--- DATA TO PROCESS ---

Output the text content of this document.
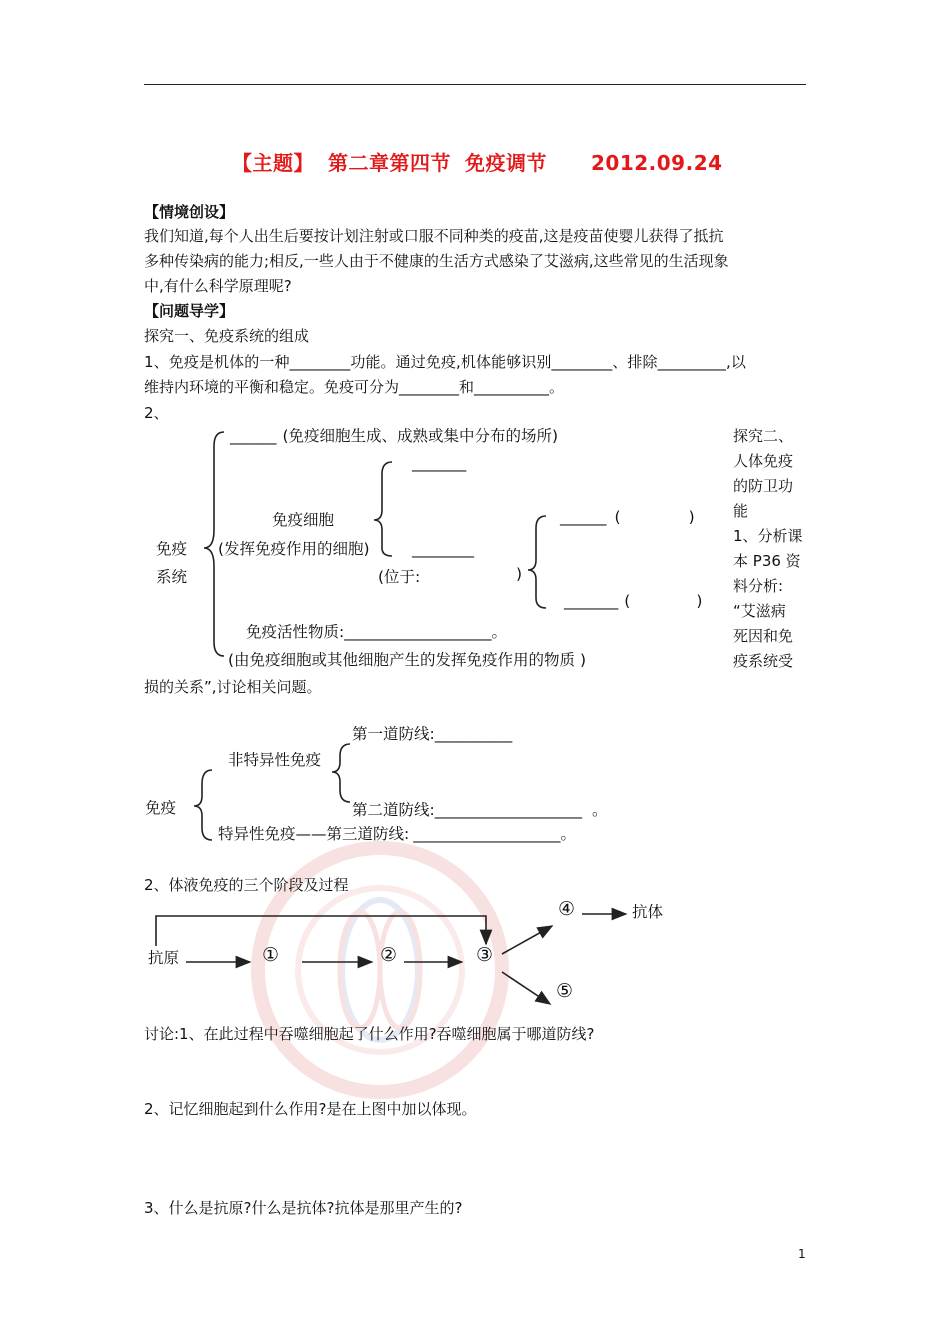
【主题】 第二章第四节 免疫调节 2012.09.24
【情境创设】
我们知道,每个人出生后要按计划注射或口服不同种类的疫苗,这是疫苗使婴儿获得了抵抗
多种传染病的能力;相反,一些人由于不健康的生活方式感染了艾滋病,这些常见的生活现象
中,有什么科学原理呢?
【问题导学】
探究一、免疫系统的组成
1、免疫是机体的一种________功能。通过免疫,机体能够识别________、排除_________,以
维持内环境的平衡和稳定。免疫可分为________和__________。
2、
______ (免疫细胞生成、成熟或集中分布的场所)
免疫
系统
免疫细胞
(发挥免疫作用的细胞)
_______
________
(位于:	)
______ (	)
_______ (	)
免疫活性物质:___________________。
(由免疫细胞或其他细胞产生的发挥免疫作用的物质 )
探究二、
人体免疫
的防卫功
能
1、分析课
本 P36 资
料分析:
“艾滋病
死因和免
疫系统受
损的关系”,讨论相关问题。
免疫
非特异性免疫
第一道防线:__________
第二道防线:___________________ 。
特异性免疫——第三道防线: ___________________。
2、体液免疫的三个阶段及过程
抗原	①	②	③
④
⑤
抗体
讨论:1、在此过程中吞噬细胞起了什么作用?吞噬细胞属于哪道防线?
2、记忆细胞起到什么作用?是在上图中加以体现。
3、什么是抗原?什么是抗体?抗体是那里产生的?
1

---

__GIVEN EXERCISE__.
In your copy, repeat each record exactly and include no pictures.

__OUTPUT FOR THIS EXERCISE__.
Output the text content of this document.
【主题】 第二章第四节 免疫调节 2012.09.24
【情境创设】
我们知道,每个人出生后要按计划注射或口服不同种类的疫苗,这是疫苗使婴儿获得了抵抗
多种传染病的能力;相反,一些人由于不健康的生活方式感染了艾滋病,这些常见的生活现象
中,有什么科学原理呢?
【问题导学】
探究一、免疫系统的组成
1、免疫是机体的一种________功能。通过免疫,机体能够识别________、排除_________,以
维持内环境的平衡和稳定。免疫可分为________和__________。
2、
______ (免疫细胞生成、成熟或集中分布的场所)
免疫
系统
免疫细胞
(发挥免疫作用的细胞)
_______
________
(位于:	)
______ (	)
_______ (	)
免疫活性物质:___________________。
(由免疫细胞或其他细胞产生的发挥免疫作用的物质 )
探究二、
人体免疫
的防卫功
能
1、分析课
本 P36 资
料分析:
“艾滋病
死因和免
疫系统受
损的关系”,讨论相关问题。
免疫
非特异性免疫
第一道防线:__________
第二道防线:___________________ 。
特异性免疫——第三道防线: ___________________。
2、体液免疫的三个阶段及过程
抗原	①	②	③
④
⑤
抗体
讨论:1、在此过程中吞噬细胞起了什么作用?吞噬细胞属于哪道防线?
2、记忆细胞起到什么作用?是在上图中加以体现。
3、什么是抗原?什么是抗体?抗体是那里产生的?
1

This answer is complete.